Chevaucher sur le dos du léopard allemand vers le risque d’une guerre majeure
Il y a trente ans, l’Allemagne a été réunifiée, grâce au bon sens et à la générosité de Moscou. Trente ans plus tard, les fils politiques d’Helmuth Kohl, petits fils de ceux qui ont envahi l’URSS en 1941, débattent de l’envoi de chars allemands pour combattre la Russie. Et le combat aura lieu en Ukraine, l’un des principaux théâtres du grand massacre déclenché par l’Allemagne à l’époque.
« Leopard » est désormais le nom de ces chars qui vont marcher sur les ornières laissées il y a des années par ces « Tigres » et « Panthers », sur les os de plus de vingt millions de « sous-hommes » (Untermenschen) soviétiques. Si quelqu’un avait dit en octobre 1990, en pleine célébration de la réunification, que dans une génération les chars allemands remettraient le pied sur cette terre, il aurait été pris pour un fou. Mais c’est précisément ce qui sera décidé le 20 janvier sur la base de Ramstein, en Allemagne, où se réunira le « groupe de contact sur l’Ukraine », sous la direction des États-Unis.
Les « Léopards » étant allemands, c’est au gouvernement allemand de décider si les chars qu’il a vendus à ses partenaires européens peuvent être transférés à l’Ukraine. « Refuser de le faire serait un acte inamical envers la Pologne et l’Ukraine », peut-on lire dans Handelsblatt.
Les Verts et les libéraux de la coalition gouvernementale demandent le feu vert pour le transport des chars. La pression politique, médiatique et internationale est intense et irrésistible pour le timide chancelier social-démocrate Olaf Scholz.

Données fournies:
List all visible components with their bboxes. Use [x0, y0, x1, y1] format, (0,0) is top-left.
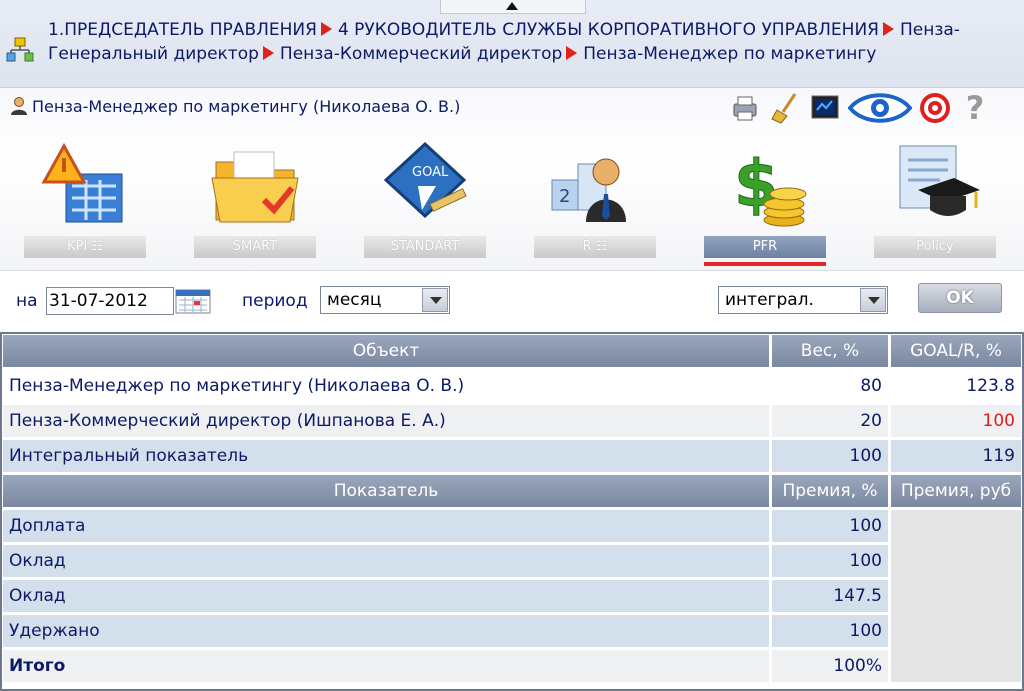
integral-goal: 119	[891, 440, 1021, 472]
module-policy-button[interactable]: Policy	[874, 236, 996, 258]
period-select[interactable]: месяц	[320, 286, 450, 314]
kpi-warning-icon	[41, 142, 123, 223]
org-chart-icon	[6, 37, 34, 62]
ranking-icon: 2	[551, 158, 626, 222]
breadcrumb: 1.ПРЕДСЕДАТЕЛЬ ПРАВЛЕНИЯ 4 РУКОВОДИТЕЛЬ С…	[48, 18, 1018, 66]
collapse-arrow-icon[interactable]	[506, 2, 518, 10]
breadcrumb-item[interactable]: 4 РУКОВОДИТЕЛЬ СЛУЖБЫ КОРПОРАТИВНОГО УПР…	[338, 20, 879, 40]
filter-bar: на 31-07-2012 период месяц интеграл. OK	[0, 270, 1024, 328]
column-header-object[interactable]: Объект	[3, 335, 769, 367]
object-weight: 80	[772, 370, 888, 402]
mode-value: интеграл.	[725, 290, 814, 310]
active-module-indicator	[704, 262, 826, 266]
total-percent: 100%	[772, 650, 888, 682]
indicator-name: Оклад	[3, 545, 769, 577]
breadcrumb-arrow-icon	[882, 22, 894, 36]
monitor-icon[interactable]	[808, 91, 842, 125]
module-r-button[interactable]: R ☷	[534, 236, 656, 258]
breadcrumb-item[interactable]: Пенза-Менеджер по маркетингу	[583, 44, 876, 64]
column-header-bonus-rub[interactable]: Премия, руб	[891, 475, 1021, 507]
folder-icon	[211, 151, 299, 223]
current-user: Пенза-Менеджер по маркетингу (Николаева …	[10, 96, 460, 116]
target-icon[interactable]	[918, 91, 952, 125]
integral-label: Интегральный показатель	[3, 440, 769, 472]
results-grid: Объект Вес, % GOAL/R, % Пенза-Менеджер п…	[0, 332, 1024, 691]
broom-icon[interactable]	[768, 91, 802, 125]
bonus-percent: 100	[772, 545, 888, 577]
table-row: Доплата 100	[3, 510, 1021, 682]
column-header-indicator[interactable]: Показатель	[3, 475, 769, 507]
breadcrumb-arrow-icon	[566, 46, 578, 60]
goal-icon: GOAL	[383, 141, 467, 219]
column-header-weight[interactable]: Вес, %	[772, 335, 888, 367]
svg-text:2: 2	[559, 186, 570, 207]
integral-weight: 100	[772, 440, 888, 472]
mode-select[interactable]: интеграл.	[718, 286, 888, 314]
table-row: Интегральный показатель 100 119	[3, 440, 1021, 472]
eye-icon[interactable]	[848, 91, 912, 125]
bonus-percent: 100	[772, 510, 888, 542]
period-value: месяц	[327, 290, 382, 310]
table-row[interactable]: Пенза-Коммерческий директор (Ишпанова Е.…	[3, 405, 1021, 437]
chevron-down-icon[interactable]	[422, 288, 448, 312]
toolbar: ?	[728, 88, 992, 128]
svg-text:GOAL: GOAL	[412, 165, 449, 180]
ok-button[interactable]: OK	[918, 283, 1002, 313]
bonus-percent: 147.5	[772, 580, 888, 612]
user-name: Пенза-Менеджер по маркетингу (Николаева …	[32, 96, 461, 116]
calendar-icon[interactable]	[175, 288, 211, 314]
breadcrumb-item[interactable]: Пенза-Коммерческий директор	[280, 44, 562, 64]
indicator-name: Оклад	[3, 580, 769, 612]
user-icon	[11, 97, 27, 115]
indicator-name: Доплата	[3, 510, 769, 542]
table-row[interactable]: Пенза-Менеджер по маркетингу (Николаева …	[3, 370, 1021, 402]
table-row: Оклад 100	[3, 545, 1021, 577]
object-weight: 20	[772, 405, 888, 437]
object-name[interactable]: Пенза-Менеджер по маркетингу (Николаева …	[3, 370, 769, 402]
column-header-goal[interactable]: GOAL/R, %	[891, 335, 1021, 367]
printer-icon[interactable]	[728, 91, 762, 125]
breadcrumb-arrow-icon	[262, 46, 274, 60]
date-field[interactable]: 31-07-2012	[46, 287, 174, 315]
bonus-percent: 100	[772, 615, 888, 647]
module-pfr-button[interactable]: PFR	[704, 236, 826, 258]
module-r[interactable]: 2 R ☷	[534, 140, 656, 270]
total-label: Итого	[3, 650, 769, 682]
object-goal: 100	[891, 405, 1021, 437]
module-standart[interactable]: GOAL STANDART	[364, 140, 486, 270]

Série d'exercices:
A: Répondez à ces questions sur l'extrait consacré aux chars Leopard.
(i) À quelle date et en quel lieu la décision doit-elle être prise ?
(ii) Quel journal est cité ?
(iii) Qui, dans la coalition gouvernementale, réclame le feu vert pour le transport des chars ?
B: Indiquez combien de rangées contiennent la chaîne « object », en ne donnant que le nombre.

Corrigé des exercices:
A:
(i) Le 20 janvier, sur la base de Ramstein, en Allemagne.
(ii) Handelsblatt.
(iii) Les Verts et les libéraux.

B: 5